• [REQUIRED TASK] Records follow. Pull out every line that contains "Bullenstall".

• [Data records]
++++++
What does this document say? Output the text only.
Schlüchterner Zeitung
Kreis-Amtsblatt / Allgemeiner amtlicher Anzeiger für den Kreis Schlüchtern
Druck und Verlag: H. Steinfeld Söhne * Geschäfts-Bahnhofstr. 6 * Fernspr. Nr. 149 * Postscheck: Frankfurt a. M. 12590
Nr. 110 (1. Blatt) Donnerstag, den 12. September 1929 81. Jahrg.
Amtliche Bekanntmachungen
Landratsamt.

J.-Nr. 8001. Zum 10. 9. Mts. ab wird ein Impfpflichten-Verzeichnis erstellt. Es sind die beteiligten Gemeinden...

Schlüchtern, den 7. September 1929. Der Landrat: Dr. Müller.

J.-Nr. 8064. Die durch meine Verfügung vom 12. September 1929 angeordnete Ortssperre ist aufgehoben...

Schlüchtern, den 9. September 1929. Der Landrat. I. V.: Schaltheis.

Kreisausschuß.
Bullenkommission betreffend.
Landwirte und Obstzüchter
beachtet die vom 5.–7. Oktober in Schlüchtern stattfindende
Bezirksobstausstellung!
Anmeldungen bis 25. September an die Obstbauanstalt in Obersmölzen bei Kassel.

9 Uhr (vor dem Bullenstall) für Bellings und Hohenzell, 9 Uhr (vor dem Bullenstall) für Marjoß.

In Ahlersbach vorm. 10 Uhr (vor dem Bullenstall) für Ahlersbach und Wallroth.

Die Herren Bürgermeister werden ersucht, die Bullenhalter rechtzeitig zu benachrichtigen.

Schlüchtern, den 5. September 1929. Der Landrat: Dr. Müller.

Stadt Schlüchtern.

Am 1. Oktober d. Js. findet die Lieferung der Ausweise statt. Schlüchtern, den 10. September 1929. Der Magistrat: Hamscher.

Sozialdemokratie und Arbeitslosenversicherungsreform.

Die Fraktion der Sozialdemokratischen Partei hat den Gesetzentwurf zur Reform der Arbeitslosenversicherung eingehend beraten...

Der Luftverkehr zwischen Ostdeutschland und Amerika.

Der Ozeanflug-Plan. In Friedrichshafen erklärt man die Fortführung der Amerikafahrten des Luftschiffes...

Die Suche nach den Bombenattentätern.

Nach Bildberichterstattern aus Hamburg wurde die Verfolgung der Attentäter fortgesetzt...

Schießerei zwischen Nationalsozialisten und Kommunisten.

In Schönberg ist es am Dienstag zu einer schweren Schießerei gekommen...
++++++
• [EXERCISE OUTPUT]
9 Uhr (vor dem Bullenstall) für Bellings und Hohenzell, 9 Uhr (vor dem Bullenstall) für Marjoß.
In Ahlersbach vorm. 10 Uhr (vor dem Bullenstall) für Ahlersbach und Wallroth.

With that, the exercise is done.